Pick out the lines in the listing below that contain the word "start" and copy them.

========================

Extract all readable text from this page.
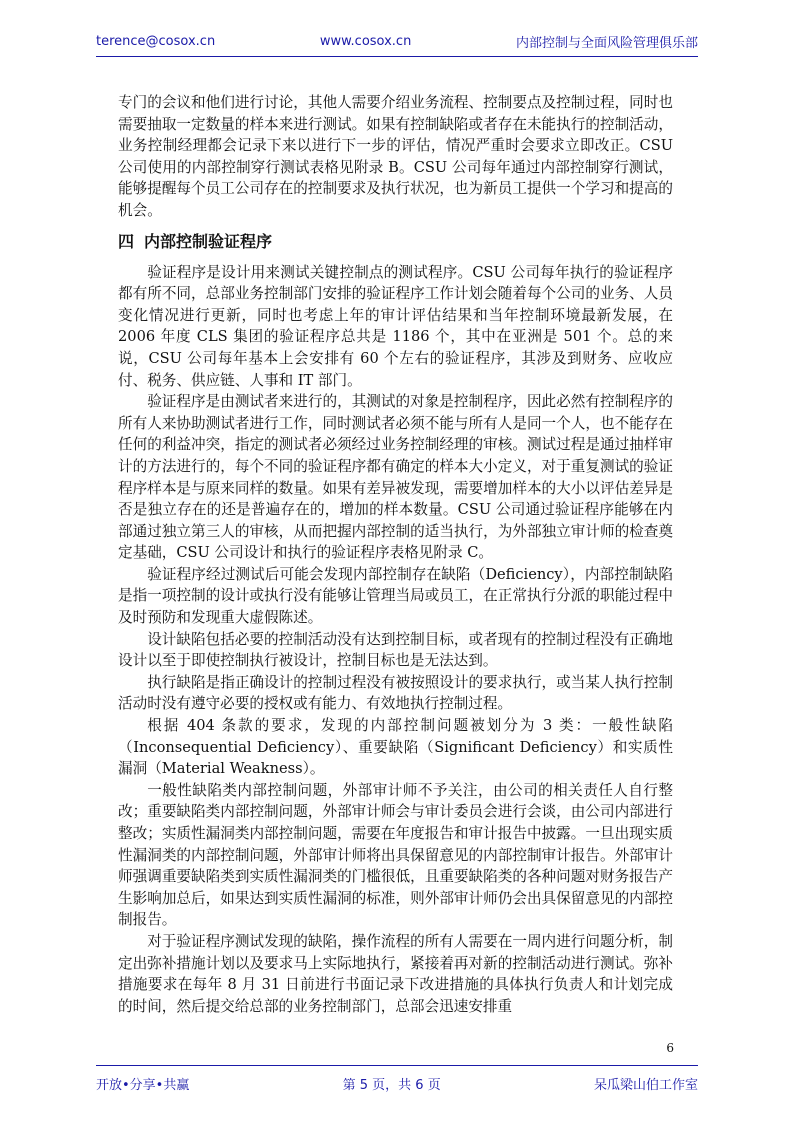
terence@cosox.cn	www.cosox.cn	内部控制与全面风险管理俱乐部

专门的会议和他们进行讨论，其他人需要介绍业务流程、控制要点及控制过程，同时也需要抽取一定数量的样本来进行测试。如果有控制缺陷或者存在未能执行的控制活动，业务控制经理都会记录下来以进行下一步的评估，情况严重时会要求立即改正。CSU 公司使用的内部控制穿行测试表格见附录 B。CSU 公司每年通过内部控制穿行测试，能够提醒每个员工公司存在的控制要求及执行状况，也为新员工提供一个学习和提高的机会。

四 内部控制验证程序

验证程序是设计用来测试关键控制点的测试程序。CSU 公司每年执行的验证程序都有所不同，总部业务控制部门安排的验证程序工作计划会随着每个公司的业务、人员变化情况进行更新，同时也考虑上年的审计评估结果和当年控制环境最新发展，在 2006 年度 CLS 集团的验证程序总共是 1186 个，其中在亚洲是 501 个。总的来说，CSU 公司每年基本上会安排有 60 个左右的验证程序，其涉及到财务、应收应付、税务、供应链、人事和 IT 部门。

验证程序是由测试者来进行的，其测试的对象是控制程序，因此必然有控制程序的所有人来协助测试者进行工作，同时测试者必须不能与所有人是同一个人，也不能存在任何的利益冲突，指定的测试者必须经过业务控制经理的审核。测试过程是通过抽样审计的方法进行的，每个不同的验证程序都有确定的样本大小定义，对于重复测试的验证程序样本是与原来同样的数量。如果有差异被发现，需要增加样本的大小以评估差异是否是独立存在的还是普遍存在的，增加的样本数量。CSU 公司通过验证程序能够在内部通过独立第三人的审核，从而把握内部控制的适当执行，为外部独立审计师的检查奠定基础，CSU 公司设计和执行的验证程序表格见附录 C。

验证程序经过测试后可能会发现内部控制存在缺陷（Deficiency），内部控制缺陷是指一项控制的设计或执行没有能够让管理当局或员工，在正常执行分派的职能过程中及时预防和发现重大虚假陈述。

设计缺陷包括必要的控制活动没有达到控制目标，或者现有的控制过程没有正确地设计以至于即使控制执行被设计，控制目标也是无法达到。

执行缺陷是指正确设计的控制过程没有被按照设计的要求执行，或当某人执行控制活动时没有遵守必要的授权或有能力、有效地执行控制过程。

根据 404 条款的要求，发现的内部控制问题被划分为 3 类：一般性缺陷（Inconsequential Deficiency）、重要缺陷（Significant Deficiency）和实质性漏洞（Material Weakness）。

一般性缺陷类内部控制问题，外部审计师不予关注，由公司的相关责任人自行整改；重要缺陷类内部控制问题，外部审计师会与审计委员会进行会谈，由公司内部进行整改；实质性漏洞类内部控制问题，需要在年度报告和审计报告中披露。一旦出现实质性漏洞类的内部控制问题，外部审计师将出具保留意见的内部控制审计报告。外部审计师强调重要缺陷类到实质性漏洞类的门槛很低，且重要缺陷类的各种问题对财务报告产生影响加总后，如果达到实质性漏洞的标准，则外部审计师仍会出具保留意见的内部控制报告。

对于验证程序测试发现的缺陷，操作流程的所有人需要在一周内进行问题分析，制定出弥补措施计划以及要求马上实际地执行，紧接着再对新的控制活动进行测试。弥补措施要求在每年 8 月 31 日前进行书面记录下改进措施的具体执行负责人和计划完成的时间，然后提交给总部的业务控制部门，总部会迅速安排重

6
开放•分享•共赢	第 5 页，共 6 页	呆瓜梁山伯工作室
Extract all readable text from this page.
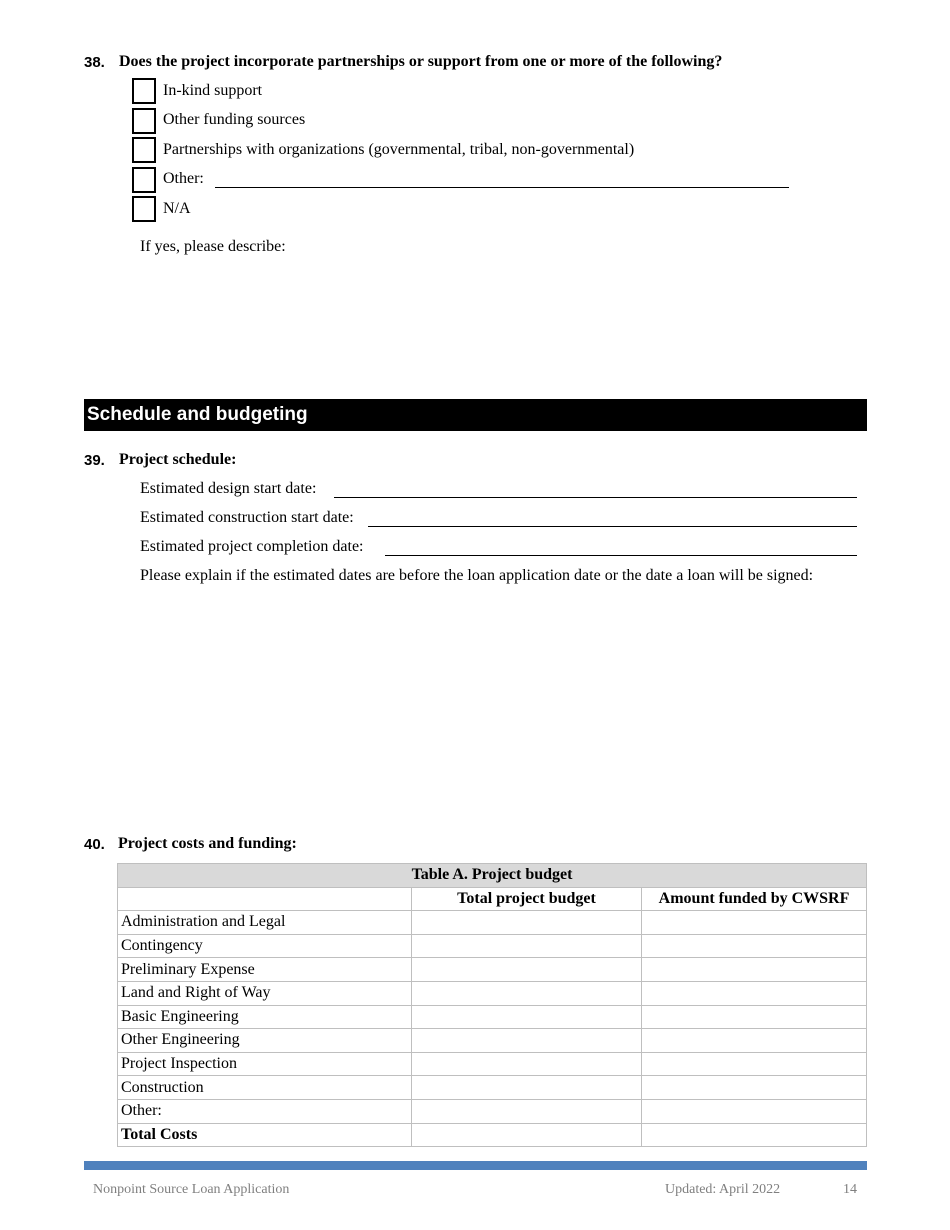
38. Does the project incorporate partnerships or support from one or more of the following?
In-kind support
Other funding sources
Partnerships with organizations (governmental, tribal, non-governmental)
Other:
N/A
If yes, please describe:
Schedule and budgeting
39. Project schedule:
Estimated design start date:
Estimated construction start date:
Estimated project completion date:
Please explain if the estimated dates are before the loan application date or the date a loan will be signed:
40. Project costs and funding:
Table A. Project budget		
	Total project budget	Amount funded by CWSRF
Administration and Legal		
Contingency		
Preliminary Expense		
Land and Right of Way		
Basic Engineering		
Other Engineering		
Project Inspection		
Construction		
Other:		
Total Costs		
Nonpoint Source Loan Application	Updated: April 2022	14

========================

## RESULT BELOW
Estimated design start date:
Estimated construction start date:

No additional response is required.